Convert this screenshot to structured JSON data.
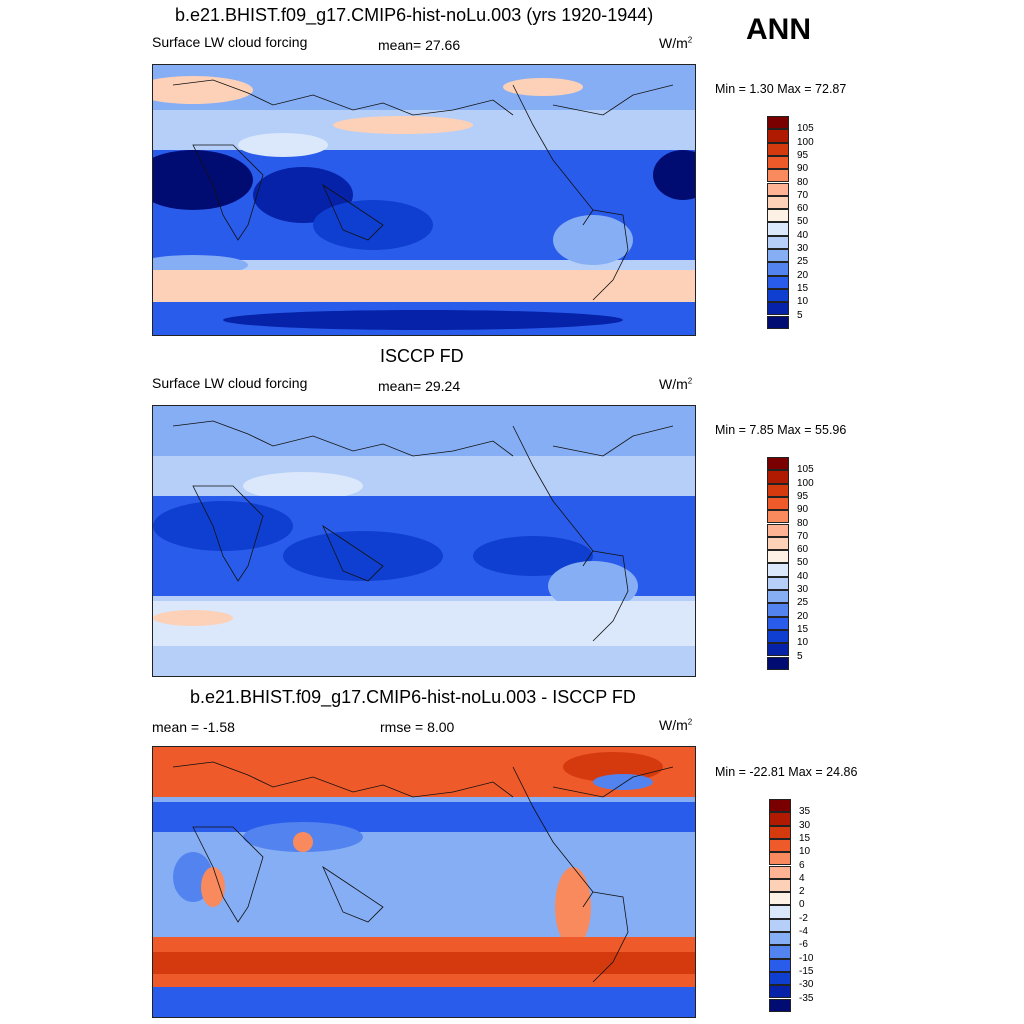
{
  "season": "ANN",
  "panels": [
    {
      "title": "b.e21.BHIST.f09_g17.CMIP6-hist-noLu.003 (yrs 1920-1944)",
      "left_label": "Surface LW cloud forcing",
      "center_label": "mean=  27.66",
      "units_base": "W/m",
      "units_exp": "2",
      "minmax": "Min =   1.30 Max =  72.87",
      "colorbar": {
        "labels": [
          "105",
          "100",
          "95",
          "90",
          "80",
          "70",
          "60",
          "50",
          "40",
          "30",
          "25",
          "20",
          "15",
          "10",
          "5"
        ],
        "colors": [
          "#7a0000",
          "#b01a00",
          "#d43a0e",
          "#ee5a2a",
          "#f98a5e",
          "#fdb394",
          "#fdd0b8",
          "#fdf0e4",
          "#dbe8fb",
          "#b6cff8",
          "#86aef4",
          "#5283ef",
          "#2a5ceb",
          "#0f3fd0",
          "#0622a8",
          "#010c73"
        ]
      }
    },
    {
      "title": "ISCCP FD",
      "left_label": "Surface LW cloud forcing",
      "center_label": "mean=  29.24",
      "units_base": "W/m",
      "units_exp": "2",
      "minmax": "Min =   7.85 Max =  55.96",
      "colorbar": {
        "labels": [
          "105",
          "100",
          "95",
          "90",
          "80",
          "70",
          "60",
          "50",
          "40",
          "30",
          "25",
          "20",
          "15",
          "10",
          "5"
        ],
        "colors": [
          "#7a0000",
          "#b01a00",
          "#d43a0e",
          "#ee5a2a",
          "#f98a5e",
          "#fdb394",
          "#fdd0b8",
          "#fdf0e4",
          "#dbe8fb",
          "#b6cff8",
          "#86aef4",
          "#5283ef",
          "#2a5ceb",
          "#0f3fd0",
          "#0622a8",
          "#010c73"
        ]
      }
    },
    {
      "title": "b.e21.BHIST.f09_g17.CMIP6-hist-noLu.003 - ISCCP FD",
      "left_label": "mean =  -1.58",
      "center_label": "rmse =   8.00",
      "units_base": "W/m",
      "units_exp": "2",
      "minmax": "Min = -22.81 Max =  24.86",
      "colorbar": {
        "labels": [
          "35",
          "30",
          "15",
          "10",
          "6",
          "4",
          "2",
          "0",
          "-2",
          "-4",
          "-6",
          "-10",
          "-15",
          "-30",
          "-35"
        ],
        "colors": [
          "#7a0000",
          "#b01a00",
          "#d43a0e",
          "#ee5a2a",
          "#f98a5e",
          "#fdb394",
          "#fdd0b8",
          "#fdf0e4",
          "#dbe8fb",
          "#b6cff8",
          "#86aef4",
          "#5283ef",
          "#2a5ceb",
          "#0f3fd0",
          "#0622a8",
          "#010c73"
        ]
      }
    }
  ]
}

> _Stated exercise_:
Could you reproduce every record above exactly, leaving out the pictures?

> _Complete answer_:
Convert this screenshot to structured JSON data.
{
  "season": "ANN",
  "panels": [
    {
      "title": "b.e21.BHIST.f09_g17.CMIP6-hist-noLu.003 (yrs 1920-1944)",
      "left_label": "Surface LW cloud forcing",
      "center_label": "mean=  27.66",
      "units_base": "W/m",
      "units_exp": "2",
      "minmax": "Min =   1.30 Max =  72.87",
      "colorbar": {
        "labels": [
          "105",
          "100",
          "95",
          "90",
          "80",
          "70",
          "60",
          "50",
          "40",
          "30",
          "25",
          "20",
          "15",
          "10",
          "5"
        ],
        "colors": [
          "#7a0000",
          "#b01a00",
          "#d43a0e",
          "#ee5a2a",
          "#f98a5e",
          "#fdb394",
          "#fdd0b8",
          "#fdf0e4",
          "#dbe8fb",
          "#b6cff8",
          "#86aef4",
          "#5283ef",
          "#2a5ceb",
          "#0f3fd0",
          "#0622a8",
          "#010c73"
        ]
      }
    },
    {
      "title": "ISCCP FD",
      "left_label": "Surface LW cloud forcing",
      "center_label": "mean=  29.24",
      "units_base": "W/m",
      "units_exp": "2",
      "minmax": "Min =   7.85 Max =  55.96",
      "colorbar": {
        "labels": [
          "105",
          "100",
          "95",
          "90",
          "80",
          "70",
          "60",
          "50",
          "40",
          "30",
          "25",
          "20",
          "15",
          "10",
          "5"
        ],
        "colors": [
          "#7a0000",
          "#b01a00",
          "#d43a0e",
          "#ee5a2a",
          "#f98a5e",
          "#fdb394",
          "#fdd0b8",
          "#fdf0e4",
          "#dbe8fb",
          "#b6cff8",
          "#86aef4",
          "#5283ef",
          "#2a5ceb",
          "#0f3fd0",
          "#0622a8",
          "#010c73"
        ]
      }
    },
    {
      "title": "b.e21.BHIST.f09_g17.CMIP6-hist-noLu.003 - ISCCP FD",
      "left_label": "mean =  -1.58",
      "center_label": "rmse =   8.00",
      "units_base": "W/m",
      "units_exp": "2",
      "minmax": "Min = -22.81 Max =  24.86",
      "colorbar": {
        "labels": [
          "35",
          "30",
          "15",
          "10",
          "6",
          "4",
          "2",
          "0",
          "-2",
          "-4",
          "-6",
          "-10",
          "-15",
          "-30",
          "-35"
        ],
        "colors": [
          "#7a0000",
          "#b01a00",
          "#d43a0e",
          "#ee5a2a",
          "#f98a5e",
          "#fdb394",
          "#fdd0b8",
          "#fdf0e4",
          "#dbe8fb",
          "#b6cff8",
          "#86aef4",
          "#5283ef",
          "#2a5ceb",
          "#0f3fd0",
          "#0622a8",
          "#010c73"
        ]
      }
    }
  ]
}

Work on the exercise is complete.